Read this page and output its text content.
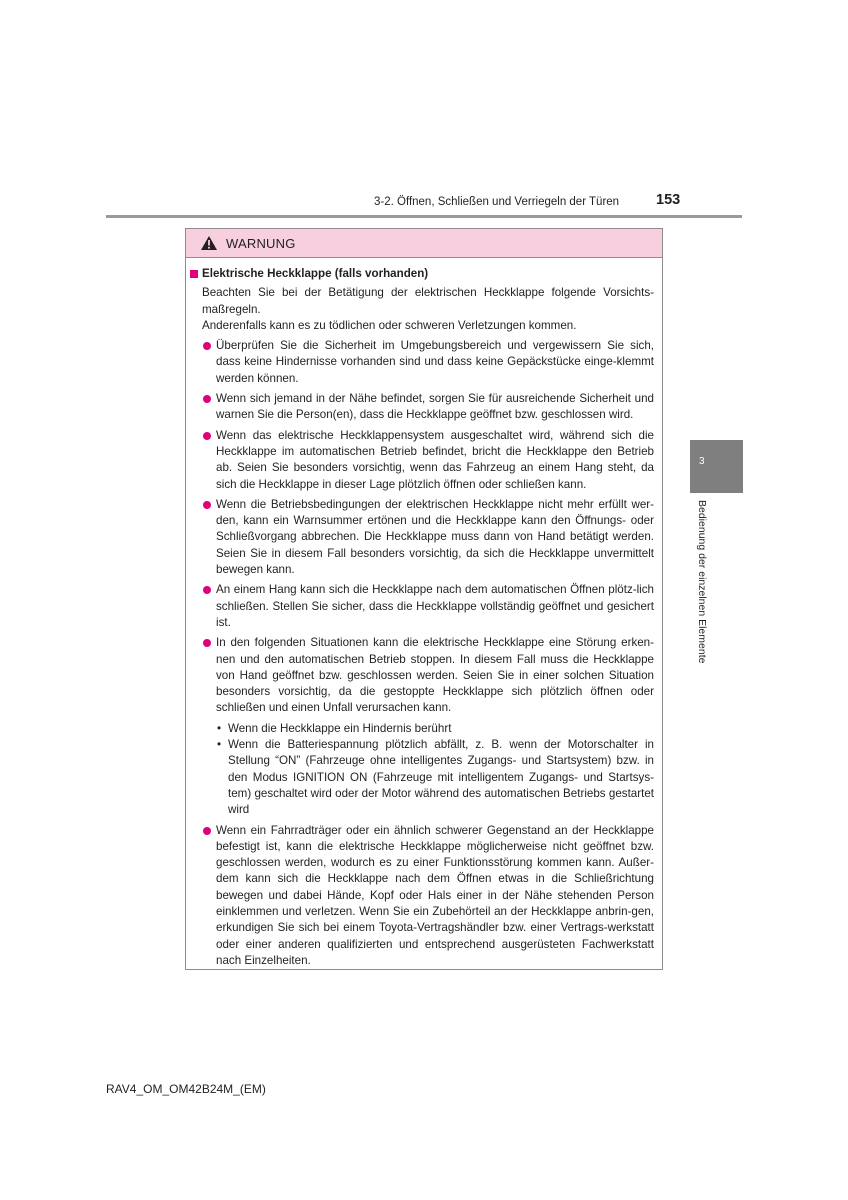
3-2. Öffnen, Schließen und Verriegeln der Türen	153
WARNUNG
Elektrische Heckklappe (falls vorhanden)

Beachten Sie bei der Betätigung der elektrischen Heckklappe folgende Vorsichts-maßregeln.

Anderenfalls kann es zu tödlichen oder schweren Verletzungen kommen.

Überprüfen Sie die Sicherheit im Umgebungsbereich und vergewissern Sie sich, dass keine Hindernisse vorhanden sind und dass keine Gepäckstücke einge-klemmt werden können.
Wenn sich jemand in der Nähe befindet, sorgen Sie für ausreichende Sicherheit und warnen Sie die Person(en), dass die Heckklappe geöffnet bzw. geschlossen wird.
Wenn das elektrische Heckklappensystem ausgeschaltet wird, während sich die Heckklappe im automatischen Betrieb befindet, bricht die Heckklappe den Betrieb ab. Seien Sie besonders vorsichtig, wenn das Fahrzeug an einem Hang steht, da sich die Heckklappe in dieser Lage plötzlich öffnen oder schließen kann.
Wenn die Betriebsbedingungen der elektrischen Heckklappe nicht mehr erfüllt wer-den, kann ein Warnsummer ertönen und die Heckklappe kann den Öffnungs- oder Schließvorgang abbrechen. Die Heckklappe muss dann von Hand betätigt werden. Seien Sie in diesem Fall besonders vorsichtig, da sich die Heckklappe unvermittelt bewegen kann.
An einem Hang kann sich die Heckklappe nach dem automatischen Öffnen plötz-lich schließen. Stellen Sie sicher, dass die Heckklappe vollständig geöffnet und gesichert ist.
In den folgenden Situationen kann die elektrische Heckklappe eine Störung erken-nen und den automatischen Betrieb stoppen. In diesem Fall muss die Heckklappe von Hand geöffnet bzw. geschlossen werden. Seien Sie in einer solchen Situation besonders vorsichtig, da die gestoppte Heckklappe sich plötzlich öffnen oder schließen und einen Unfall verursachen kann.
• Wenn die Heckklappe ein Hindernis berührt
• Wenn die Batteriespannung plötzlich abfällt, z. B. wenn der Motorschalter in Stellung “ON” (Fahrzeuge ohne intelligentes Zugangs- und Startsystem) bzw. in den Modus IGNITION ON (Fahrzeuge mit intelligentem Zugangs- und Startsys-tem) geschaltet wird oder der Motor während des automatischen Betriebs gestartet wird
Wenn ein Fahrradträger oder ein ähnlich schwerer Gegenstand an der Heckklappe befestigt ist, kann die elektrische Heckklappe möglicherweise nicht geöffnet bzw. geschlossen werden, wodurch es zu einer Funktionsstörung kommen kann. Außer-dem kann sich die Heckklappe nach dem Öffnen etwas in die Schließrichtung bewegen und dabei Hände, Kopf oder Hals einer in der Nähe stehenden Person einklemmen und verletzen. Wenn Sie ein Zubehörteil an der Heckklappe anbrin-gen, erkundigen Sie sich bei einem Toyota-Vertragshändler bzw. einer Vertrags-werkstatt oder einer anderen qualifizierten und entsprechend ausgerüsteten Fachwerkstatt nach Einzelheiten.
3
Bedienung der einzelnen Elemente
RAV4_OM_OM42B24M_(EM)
────
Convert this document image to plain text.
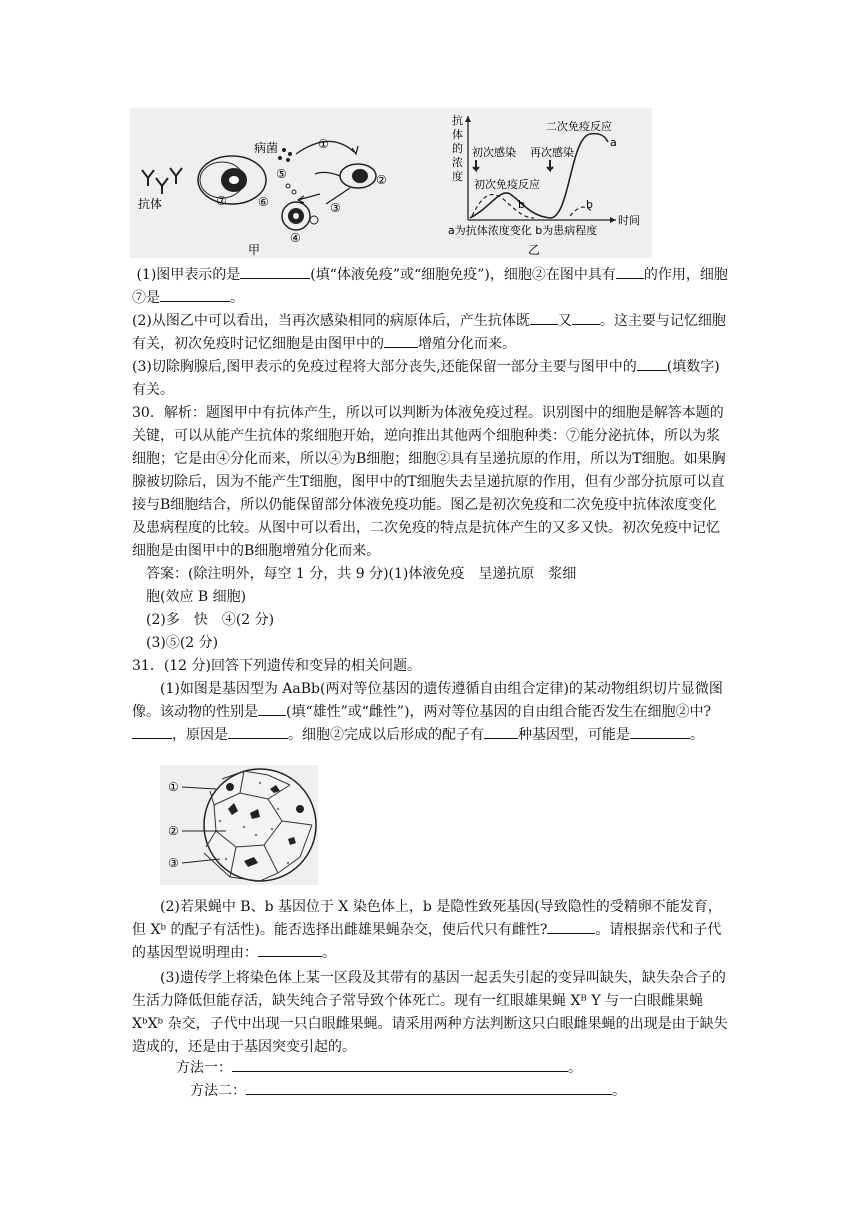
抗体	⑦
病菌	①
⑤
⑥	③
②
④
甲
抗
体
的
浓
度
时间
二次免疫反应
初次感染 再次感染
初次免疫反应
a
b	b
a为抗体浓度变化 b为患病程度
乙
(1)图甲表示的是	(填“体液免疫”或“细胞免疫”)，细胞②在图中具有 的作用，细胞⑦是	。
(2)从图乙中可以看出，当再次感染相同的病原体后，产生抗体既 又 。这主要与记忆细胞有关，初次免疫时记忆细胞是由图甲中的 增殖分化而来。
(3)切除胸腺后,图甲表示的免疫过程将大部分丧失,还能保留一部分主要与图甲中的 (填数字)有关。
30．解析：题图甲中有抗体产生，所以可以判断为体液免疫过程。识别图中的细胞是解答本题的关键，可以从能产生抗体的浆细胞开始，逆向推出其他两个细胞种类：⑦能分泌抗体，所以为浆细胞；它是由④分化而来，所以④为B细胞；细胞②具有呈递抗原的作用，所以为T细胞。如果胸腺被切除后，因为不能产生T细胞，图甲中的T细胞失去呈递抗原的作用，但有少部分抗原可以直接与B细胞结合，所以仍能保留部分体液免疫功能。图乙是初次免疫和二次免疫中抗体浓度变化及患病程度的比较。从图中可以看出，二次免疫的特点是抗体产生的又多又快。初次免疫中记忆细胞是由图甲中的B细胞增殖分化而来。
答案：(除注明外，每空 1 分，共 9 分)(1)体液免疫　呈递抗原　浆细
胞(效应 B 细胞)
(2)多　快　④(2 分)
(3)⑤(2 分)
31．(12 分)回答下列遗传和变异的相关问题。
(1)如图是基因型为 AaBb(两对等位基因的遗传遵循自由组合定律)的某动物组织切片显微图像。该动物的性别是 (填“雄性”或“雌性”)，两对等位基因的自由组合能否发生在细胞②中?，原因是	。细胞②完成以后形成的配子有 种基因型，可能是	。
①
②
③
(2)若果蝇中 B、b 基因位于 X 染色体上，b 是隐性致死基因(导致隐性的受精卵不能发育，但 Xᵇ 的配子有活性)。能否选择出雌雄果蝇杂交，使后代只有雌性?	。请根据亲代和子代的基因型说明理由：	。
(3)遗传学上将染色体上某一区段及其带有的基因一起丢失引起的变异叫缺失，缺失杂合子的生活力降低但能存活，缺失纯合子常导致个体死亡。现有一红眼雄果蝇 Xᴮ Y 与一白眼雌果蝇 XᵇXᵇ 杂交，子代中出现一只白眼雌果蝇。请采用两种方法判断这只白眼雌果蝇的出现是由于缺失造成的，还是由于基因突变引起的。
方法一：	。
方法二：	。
────
TO DO: Whenever "während" turns up in a line, pick that line out.

RESPONSE TO THIS TASK:
Wenn das elektrische Heckklappensystem ausgeschaltet wird, während sich die Heckklappe im automatischen Betrieb befindet, bricht die Heckklappe den Betrieb ab. Seien Sie besonders vorsichtig, wenn das Fahrzeug an einem Hang steht, da sich die Heckklappe in dieser Lage plötzlich öffnen oder schließen kann.
• Wenn die Batteriespannung plötzlich abfällt, z. B. wenn der Motorschalter in Stellung “ON” (Fahrzeuge ohne intelligentes Zugangs- und Startsystem) bzw. in den Modus IGNITION ON (Fahrzeuge mit intelligentem Zugangs- und Startsys-tem) geschaltet wird oder der Motor während des automatischen Betriebs gestartet wird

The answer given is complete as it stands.